What the task requires
Show every line below where "Answer" can be found.

[Collected data]
.....

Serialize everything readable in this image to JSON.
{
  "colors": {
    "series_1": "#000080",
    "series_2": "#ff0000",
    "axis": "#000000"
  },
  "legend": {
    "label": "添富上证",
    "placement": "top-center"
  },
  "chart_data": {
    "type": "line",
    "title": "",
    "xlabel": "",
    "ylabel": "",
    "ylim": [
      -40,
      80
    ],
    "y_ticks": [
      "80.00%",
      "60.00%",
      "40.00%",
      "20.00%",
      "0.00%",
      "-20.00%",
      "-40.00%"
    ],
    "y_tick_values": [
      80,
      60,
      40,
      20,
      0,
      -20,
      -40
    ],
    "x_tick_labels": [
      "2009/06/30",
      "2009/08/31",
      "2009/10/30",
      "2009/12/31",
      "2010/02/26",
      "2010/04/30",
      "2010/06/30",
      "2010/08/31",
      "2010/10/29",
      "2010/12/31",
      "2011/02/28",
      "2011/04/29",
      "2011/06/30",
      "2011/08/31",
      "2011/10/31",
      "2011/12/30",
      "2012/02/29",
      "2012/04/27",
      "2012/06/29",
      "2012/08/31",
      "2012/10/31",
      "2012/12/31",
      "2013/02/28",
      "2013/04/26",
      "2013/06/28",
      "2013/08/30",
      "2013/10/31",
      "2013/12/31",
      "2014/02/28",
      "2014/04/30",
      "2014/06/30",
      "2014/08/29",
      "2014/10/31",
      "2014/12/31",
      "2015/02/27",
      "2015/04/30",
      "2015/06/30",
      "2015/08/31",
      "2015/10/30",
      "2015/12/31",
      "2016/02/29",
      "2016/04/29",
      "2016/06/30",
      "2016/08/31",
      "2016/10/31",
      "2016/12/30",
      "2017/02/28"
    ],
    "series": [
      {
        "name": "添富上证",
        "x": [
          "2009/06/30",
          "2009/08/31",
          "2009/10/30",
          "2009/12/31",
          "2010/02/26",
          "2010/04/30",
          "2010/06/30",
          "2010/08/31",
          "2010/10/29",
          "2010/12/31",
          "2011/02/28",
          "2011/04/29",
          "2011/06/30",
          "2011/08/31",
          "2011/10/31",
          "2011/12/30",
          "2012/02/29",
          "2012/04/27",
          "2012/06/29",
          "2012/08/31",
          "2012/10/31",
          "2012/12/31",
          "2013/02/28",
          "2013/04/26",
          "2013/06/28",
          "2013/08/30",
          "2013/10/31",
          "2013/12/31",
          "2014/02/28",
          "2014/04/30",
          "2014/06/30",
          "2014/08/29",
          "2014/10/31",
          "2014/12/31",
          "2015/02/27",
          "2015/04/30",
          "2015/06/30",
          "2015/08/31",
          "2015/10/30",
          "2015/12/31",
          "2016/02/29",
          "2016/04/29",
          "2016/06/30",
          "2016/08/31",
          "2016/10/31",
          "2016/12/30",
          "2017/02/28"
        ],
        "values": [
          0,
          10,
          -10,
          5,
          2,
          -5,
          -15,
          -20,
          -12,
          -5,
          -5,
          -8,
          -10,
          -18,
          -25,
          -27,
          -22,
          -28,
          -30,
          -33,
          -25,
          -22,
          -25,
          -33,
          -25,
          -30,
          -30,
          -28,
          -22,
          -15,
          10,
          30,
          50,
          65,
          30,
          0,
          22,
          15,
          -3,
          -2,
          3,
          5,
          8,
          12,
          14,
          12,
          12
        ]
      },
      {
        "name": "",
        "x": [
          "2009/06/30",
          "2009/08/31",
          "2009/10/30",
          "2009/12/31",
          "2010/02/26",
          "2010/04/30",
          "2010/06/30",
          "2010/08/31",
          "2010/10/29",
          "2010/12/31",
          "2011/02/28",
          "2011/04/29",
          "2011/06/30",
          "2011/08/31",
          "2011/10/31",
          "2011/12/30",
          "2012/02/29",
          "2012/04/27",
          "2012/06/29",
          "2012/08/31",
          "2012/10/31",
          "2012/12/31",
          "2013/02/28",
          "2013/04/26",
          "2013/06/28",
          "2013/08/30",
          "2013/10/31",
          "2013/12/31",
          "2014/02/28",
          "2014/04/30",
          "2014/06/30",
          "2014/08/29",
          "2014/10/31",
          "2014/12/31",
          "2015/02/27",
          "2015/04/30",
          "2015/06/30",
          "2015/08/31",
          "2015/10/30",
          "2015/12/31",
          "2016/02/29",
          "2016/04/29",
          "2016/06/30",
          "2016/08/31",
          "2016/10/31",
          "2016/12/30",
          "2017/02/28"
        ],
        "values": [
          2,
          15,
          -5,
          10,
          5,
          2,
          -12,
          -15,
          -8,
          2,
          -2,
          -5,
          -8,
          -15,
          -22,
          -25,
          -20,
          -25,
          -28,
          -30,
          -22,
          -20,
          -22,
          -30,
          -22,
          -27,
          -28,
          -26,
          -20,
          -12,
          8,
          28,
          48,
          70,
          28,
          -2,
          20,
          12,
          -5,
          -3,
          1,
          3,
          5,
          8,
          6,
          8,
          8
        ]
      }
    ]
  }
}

.....

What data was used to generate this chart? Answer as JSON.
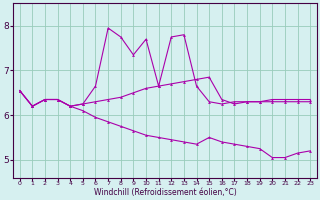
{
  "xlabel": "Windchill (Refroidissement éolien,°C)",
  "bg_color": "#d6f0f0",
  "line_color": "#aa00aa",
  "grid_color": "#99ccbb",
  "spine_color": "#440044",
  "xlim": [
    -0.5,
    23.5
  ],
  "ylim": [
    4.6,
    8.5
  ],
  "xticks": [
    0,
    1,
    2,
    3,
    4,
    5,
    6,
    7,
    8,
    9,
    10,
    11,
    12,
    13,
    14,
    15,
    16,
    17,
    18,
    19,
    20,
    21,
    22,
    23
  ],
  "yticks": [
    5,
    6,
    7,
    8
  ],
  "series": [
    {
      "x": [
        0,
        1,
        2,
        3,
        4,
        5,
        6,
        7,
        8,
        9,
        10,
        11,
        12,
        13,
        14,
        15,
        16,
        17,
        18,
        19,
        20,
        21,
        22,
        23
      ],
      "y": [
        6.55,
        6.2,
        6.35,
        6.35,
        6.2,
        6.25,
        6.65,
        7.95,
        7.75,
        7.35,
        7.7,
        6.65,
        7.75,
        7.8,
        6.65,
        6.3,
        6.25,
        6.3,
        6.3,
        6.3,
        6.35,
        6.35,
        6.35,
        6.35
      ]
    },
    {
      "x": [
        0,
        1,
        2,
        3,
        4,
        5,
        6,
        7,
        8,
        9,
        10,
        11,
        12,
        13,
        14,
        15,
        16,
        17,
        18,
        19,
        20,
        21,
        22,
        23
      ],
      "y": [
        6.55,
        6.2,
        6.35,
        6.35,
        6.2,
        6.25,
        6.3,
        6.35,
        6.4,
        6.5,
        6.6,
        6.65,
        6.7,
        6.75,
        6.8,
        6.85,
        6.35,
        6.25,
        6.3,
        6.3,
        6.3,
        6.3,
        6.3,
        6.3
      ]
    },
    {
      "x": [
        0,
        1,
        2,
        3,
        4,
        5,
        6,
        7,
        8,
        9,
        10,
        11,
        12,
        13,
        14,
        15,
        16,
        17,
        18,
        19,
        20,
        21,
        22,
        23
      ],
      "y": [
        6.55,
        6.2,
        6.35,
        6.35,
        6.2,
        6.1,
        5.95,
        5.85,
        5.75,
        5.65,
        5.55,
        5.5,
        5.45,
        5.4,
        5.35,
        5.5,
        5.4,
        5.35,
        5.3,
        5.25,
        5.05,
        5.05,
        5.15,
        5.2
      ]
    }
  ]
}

.....

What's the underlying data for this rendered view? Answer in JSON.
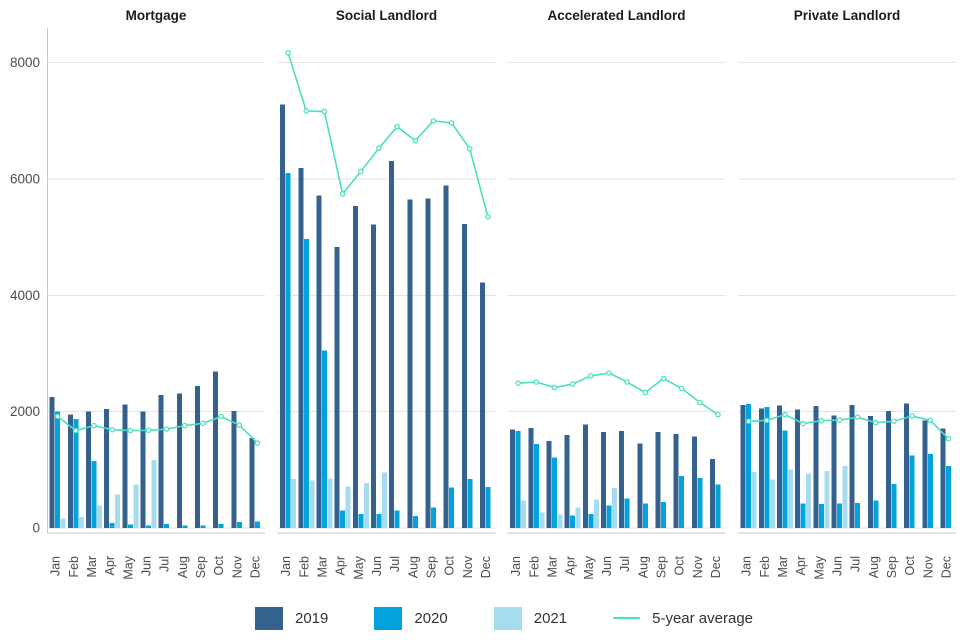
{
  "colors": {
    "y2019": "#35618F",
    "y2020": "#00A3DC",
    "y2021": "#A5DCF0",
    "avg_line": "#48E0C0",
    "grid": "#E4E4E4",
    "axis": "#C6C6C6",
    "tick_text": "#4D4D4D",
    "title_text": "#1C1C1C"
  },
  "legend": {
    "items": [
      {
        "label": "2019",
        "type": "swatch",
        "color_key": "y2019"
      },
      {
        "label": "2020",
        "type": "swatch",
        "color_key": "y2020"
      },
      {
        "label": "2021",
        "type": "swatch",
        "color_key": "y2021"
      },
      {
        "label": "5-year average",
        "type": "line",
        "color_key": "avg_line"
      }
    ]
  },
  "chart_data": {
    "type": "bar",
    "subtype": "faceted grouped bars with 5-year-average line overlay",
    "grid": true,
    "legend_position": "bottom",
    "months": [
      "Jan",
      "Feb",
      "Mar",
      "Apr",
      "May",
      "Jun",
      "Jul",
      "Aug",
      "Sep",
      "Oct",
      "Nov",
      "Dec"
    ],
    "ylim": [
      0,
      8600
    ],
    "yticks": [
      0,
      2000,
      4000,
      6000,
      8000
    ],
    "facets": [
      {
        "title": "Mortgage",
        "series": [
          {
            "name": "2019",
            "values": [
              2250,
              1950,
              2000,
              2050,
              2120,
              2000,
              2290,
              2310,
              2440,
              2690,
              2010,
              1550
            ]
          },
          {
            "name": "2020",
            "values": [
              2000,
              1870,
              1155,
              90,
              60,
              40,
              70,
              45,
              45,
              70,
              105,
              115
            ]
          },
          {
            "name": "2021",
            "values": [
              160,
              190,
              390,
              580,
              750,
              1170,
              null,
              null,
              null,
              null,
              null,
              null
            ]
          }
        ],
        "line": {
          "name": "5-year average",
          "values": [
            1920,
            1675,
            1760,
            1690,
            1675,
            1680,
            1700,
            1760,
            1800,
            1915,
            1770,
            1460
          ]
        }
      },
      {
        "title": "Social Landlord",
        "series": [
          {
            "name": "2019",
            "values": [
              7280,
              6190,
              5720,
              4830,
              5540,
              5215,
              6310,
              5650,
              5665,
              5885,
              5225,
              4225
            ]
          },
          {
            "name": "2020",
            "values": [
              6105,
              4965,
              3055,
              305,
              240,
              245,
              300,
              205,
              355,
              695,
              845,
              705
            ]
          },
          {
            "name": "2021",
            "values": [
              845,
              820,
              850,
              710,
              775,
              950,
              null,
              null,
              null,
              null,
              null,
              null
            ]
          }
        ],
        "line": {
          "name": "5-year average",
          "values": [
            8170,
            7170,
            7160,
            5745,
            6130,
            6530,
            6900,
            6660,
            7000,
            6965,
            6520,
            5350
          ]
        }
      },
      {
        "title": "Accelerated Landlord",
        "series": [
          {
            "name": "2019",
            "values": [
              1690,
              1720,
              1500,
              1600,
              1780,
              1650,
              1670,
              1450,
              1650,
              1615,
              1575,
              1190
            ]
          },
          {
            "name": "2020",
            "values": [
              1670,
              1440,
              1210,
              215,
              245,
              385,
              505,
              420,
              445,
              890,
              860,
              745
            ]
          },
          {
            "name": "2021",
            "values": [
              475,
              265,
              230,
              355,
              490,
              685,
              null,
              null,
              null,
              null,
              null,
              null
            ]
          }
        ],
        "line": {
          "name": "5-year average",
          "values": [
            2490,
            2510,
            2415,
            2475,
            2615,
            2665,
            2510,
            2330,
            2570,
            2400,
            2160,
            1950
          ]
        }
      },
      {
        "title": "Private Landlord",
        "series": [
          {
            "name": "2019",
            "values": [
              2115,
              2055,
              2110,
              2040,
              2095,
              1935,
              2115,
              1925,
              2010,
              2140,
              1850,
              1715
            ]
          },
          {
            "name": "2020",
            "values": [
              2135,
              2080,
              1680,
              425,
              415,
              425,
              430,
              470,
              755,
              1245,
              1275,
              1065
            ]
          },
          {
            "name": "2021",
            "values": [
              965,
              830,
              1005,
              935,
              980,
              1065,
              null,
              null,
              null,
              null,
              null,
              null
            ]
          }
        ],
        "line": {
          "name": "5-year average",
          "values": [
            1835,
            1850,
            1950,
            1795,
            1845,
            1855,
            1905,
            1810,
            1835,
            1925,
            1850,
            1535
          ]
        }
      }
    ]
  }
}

.....

Full solution
What data was used to generate this chart? Answer as JSON.
What's the underlying data for this rendered view? Answer in JSON.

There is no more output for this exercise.